**TASK TO COMPLETE:** Collect the lines of the entries where "color" shows up.

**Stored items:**

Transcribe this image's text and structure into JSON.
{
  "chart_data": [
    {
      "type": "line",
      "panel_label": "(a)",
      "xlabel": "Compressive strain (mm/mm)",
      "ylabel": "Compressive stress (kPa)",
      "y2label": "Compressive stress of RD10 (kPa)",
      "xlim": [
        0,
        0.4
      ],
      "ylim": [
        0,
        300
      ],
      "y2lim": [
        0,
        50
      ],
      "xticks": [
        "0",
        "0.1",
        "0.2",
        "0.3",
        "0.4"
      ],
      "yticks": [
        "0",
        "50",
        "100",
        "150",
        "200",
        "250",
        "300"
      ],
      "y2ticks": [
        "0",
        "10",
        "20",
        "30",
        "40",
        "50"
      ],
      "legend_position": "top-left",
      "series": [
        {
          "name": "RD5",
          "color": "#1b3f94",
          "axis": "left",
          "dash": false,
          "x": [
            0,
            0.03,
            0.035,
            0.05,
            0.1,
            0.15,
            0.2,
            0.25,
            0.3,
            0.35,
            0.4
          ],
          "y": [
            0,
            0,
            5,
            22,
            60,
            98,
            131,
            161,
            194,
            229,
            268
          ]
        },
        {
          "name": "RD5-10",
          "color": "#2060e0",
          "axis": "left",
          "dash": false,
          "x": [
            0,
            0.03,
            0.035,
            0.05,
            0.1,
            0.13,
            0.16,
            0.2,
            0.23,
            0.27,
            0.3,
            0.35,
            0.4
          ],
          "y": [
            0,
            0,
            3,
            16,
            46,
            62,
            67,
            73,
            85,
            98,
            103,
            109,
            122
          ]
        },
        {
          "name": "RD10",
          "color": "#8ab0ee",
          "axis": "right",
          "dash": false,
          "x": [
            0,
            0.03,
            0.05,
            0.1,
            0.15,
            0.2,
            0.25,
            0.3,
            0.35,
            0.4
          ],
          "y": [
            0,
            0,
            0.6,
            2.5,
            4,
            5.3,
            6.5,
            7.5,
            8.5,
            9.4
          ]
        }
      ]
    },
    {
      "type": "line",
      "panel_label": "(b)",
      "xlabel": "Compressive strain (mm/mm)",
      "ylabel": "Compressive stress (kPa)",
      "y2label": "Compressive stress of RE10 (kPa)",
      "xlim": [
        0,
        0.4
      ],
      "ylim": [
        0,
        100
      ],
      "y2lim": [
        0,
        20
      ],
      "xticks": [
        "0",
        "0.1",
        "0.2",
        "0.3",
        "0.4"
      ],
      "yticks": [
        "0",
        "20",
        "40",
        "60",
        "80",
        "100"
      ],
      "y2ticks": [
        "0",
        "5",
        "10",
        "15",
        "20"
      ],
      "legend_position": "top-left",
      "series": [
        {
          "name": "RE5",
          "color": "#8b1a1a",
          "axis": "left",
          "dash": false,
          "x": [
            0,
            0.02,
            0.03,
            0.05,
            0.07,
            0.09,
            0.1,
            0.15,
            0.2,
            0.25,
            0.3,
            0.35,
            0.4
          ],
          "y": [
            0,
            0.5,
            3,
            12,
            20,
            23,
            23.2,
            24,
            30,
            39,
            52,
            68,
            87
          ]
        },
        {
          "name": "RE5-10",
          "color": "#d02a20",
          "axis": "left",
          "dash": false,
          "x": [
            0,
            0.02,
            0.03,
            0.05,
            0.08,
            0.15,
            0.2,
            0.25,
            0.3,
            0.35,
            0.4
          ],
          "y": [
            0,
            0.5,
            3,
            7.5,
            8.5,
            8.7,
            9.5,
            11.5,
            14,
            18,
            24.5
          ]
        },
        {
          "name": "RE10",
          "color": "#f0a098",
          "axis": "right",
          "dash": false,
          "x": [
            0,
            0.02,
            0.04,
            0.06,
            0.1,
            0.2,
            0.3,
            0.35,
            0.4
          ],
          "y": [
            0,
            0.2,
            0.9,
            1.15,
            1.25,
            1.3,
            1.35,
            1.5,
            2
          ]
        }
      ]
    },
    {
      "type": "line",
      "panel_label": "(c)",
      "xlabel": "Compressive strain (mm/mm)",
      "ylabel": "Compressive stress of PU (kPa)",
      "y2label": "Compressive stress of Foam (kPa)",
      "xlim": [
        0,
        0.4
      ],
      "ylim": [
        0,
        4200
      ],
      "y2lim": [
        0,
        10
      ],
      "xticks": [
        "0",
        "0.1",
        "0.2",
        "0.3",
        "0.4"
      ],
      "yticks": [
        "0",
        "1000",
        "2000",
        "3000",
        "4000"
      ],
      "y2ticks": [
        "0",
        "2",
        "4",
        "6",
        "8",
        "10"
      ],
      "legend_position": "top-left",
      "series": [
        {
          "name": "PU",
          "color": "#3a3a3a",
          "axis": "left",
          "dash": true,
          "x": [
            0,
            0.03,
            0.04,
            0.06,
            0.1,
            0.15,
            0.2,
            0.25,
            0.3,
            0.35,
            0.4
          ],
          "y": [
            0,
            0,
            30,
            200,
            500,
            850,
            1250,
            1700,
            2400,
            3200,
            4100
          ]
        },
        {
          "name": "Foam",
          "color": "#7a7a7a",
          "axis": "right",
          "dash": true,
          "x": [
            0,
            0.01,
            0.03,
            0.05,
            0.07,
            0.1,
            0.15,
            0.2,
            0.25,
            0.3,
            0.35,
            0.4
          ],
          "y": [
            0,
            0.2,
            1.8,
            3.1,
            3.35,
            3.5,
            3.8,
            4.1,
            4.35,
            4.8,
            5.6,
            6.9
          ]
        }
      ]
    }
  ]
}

--

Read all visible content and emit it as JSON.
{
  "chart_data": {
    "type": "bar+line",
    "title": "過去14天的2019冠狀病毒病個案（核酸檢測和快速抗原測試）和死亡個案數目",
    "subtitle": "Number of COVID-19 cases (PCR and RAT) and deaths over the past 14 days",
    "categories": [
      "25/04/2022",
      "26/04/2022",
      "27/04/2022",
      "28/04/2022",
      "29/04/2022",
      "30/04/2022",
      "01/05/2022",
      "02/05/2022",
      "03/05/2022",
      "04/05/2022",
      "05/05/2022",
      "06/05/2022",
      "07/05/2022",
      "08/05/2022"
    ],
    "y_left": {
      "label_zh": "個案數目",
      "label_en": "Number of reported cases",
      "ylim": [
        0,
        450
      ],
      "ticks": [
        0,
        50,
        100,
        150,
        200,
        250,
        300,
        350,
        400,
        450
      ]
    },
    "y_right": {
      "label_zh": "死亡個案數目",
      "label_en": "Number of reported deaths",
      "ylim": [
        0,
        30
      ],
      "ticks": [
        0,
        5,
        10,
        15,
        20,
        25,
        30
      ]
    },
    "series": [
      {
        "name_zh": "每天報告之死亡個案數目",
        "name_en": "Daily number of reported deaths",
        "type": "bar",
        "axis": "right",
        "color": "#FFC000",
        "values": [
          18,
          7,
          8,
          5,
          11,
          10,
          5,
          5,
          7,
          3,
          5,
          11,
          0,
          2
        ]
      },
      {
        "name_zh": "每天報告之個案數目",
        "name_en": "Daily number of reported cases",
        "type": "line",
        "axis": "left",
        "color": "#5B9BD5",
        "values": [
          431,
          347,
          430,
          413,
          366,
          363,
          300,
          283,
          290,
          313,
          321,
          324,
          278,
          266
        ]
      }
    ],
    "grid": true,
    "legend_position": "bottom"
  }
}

**ANSWER TO THIS PROBLEM:**
          "color": "#1b3f94",
          "color": "#2060e0",
          "color": "#8ab0ee",
          "color": "#8b1a1a",
          "color": "#d02a20",
          "color": "#f0a098",
          "color": "#3a3a3a",
          "color": "#7a7a7a",
        "color": "#FFC000",
        "color": "#5B9BD5",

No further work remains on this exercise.